TASK: Scan the data below for the string "this". Copy every line where it appears.

RECORDS FOR PROCESSING:
--- begin ---

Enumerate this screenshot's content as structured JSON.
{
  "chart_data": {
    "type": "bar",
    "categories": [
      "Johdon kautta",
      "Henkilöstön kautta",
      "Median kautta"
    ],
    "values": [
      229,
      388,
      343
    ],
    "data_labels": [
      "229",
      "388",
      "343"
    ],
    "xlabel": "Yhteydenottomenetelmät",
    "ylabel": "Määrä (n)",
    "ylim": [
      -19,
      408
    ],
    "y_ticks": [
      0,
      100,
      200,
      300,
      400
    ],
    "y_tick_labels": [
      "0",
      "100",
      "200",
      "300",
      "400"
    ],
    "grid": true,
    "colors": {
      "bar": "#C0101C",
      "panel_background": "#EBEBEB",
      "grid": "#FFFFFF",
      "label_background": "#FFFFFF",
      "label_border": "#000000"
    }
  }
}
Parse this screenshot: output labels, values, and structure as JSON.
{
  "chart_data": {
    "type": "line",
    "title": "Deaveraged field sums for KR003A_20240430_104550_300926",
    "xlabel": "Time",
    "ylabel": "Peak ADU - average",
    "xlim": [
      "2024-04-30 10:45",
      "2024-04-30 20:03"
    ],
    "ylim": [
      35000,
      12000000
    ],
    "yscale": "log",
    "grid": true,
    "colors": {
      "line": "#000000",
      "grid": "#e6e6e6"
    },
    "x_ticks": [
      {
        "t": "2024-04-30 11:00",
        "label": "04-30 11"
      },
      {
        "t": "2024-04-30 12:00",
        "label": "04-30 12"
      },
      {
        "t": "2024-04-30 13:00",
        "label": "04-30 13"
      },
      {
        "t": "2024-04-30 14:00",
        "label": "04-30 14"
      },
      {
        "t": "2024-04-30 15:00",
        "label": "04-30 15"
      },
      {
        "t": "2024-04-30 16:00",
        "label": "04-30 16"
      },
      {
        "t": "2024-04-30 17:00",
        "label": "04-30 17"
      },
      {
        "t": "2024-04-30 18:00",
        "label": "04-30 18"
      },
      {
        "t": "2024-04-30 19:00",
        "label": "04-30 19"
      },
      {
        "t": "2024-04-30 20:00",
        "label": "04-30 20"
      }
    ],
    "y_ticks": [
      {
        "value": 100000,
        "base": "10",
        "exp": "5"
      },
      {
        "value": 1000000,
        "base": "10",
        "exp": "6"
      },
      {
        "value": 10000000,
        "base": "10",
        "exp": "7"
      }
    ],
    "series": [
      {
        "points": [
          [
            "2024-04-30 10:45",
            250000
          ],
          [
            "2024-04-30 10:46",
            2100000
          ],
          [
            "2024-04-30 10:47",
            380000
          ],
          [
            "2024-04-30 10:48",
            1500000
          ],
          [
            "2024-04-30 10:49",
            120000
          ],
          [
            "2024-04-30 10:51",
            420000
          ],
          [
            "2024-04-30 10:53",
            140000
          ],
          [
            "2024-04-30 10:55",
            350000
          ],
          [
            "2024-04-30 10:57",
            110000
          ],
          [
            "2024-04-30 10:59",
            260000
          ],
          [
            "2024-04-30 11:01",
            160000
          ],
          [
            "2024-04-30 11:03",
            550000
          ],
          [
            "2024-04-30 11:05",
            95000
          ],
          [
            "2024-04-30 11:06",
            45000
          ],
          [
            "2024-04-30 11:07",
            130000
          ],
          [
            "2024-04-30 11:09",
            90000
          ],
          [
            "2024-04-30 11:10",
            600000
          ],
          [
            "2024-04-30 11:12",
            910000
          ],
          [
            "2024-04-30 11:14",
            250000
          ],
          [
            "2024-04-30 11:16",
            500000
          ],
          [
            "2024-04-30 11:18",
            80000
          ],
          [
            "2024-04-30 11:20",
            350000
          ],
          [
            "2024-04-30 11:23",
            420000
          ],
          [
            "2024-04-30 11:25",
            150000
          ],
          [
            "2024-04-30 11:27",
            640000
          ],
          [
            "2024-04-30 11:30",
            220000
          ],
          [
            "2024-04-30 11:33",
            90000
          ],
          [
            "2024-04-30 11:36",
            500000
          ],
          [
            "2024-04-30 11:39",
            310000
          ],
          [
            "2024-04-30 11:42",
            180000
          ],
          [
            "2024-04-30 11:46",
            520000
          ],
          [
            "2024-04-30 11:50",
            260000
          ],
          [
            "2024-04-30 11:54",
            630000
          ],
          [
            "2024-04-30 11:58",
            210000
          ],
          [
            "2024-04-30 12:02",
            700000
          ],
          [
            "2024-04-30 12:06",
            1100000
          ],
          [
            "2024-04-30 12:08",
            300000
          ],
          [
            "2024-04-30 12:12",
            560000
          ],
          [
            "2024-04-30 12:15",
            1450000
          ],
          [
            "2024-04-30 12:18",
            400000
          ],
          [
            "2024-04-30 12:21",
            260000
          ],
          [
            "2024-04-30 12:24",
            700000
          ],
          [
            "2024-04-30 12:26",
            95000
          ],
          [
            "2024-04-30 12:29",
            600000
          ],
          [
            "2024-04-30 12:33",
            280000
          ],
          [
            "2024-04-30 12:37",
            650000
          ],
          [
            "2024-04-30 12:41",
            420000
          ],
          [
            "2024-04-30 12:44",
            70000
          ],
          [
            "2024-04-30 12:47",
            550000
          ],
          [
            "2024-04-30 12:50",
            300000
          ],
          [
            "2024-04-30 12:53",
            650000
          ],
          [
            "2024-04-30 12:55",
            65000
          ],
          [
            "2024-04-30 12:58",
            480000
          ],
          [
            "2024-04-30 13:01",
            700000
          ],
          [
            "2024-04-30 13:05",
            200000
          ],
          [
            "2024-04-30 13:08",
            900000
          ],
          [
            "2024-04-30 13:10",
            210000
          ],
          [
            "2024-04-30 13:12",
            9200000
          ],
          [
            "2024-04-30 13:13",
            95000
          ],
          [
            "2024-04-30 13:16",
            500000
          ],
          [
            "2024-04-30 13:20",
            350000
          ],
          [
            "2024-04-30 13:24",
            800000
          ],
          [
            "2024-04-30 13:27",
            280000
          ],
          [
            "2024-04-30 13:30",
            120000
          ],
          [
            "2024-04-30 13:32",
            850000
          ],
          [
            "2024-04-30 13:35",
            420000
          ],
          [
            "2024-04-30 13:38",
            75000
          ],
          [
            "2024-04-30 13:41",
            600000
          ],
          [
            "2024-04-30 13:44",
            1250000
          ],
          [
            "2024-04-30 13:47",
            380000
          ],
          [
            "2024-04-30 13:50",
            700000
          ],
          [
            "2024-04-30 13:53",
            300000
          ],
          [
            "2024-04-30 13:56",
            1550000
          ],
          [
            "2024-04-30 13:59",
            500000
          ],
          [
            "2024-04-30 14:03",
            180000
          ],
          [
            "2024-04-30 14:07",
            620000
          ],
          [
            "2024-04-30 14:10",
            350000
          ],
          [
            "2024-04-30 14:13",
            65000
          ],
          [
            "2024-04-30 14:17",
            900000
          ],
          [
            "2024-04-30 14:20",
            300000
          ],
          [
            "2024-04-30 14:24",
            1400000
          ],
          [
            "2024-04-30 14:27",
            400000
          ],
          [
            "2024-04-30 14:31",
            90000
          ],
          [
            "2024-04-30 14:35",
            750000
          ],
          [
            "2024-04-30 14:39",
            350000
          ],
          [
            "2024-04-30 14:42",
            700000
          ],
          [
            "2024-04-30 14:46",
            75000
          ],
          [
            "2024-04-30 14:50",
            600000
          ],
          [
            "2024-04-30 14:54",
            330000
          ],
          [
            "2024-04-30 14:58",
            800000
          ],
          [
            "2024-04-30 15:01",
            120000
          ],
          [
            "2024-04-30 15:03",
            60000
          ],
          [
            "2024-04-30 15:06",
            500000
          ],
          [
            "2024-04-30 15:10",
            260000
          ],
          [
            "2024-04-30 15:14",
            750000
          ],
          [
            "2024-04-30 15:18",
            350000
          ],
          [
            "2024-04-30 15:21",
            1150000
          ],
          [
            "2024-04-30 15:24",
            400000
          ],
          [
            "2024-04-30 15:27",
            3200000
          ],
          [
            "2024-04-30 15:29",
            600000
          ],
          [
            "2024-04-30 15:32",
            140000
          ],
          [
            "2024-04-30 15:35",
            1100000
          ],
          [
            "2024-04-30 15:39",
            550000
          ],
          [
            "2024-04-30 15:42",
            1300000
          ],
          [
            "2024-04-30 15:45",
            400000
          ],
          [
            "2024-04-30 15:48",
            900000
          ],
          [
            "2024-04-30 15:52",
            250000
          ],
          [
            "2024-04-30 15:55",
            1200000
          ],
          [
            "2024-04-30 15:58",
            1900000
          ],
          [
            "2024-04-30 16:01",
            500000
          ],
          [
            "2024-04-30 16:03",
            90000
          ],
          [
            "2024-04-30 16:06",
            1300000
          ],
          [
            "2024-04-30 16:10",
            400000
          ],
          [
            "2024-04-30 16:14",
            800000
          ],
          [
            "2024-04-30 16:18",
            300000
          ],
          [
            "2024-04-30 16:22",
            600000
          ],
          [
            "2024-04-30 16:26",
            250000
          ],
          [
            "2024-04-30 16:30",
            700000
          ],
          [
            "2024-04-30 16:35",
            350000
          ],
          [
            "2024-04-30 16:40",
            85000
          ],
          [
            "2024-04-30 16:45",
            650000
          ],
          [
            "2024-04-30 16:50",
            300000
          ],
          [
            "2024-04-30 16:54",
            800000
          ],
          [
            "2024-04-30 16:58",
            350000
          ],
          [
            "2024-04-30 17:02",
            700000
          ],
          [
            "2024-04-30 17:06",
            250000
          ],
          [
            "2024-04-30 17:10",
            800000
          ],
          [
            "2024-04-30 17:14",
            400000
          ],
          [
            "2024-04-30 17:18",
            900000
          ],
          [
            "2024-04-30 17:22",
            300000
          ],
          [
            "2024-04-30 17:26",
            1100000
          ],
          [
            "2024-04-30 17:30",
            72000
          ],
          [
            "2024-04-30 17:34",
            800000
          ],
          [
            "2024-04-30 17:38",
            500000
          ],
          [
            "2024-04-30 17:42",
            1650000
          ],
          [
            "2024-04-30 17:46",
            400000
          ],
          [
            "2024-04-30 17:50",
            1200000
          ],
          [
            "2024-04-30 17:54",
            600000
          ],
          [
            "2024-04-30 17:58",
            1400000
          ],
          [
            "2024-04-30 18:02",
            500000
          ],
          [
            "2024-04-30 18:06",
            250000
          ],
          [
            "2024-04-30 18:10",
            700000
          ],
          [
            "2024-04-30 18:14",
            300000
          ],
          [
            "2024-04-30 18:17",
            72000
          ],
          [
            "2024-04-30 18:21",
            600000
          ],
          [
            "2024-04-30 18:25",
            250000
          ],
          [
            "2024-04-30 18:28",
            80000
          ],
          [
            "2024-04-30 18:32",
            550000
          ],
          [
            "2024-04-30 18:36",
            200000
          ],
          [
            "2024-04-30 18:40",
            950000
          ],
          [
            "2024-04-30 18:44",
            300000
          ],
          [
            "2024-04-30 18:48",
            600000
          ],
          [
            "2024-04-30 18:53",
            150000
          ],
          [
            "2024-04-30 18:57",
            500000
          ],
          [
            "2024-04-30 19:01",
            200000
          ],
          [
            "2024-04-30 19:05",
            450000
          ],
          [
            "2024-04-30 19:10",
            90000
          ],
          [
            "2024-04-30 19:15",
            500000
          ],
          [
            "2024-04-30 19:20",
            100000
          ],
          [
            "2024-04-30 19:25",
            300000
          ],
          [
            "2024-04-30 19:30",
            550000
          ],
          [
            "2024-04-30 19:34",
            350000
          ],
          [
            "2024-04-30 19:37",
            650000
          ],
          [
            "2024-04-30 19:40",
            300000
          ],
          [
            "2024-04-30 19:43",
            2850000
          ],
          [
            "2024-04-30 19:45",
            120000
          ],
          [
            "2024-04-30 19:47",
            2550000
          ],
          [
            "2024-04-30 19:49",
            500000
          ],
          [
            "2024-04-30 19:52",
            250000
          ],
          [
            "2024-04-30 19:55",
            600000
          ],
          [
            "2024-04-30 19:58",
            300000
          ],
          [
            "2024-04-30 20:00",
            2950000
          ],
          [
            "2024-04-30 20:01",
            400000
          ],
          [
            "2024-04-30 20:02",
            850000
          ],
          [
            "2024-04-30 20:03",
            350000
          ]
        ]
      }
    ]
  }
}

--- end ---

SOLUTION:
Enumerate this screenshot's content as structured JSON.
Parse this screenshot: output labels, values, and structure as JSON.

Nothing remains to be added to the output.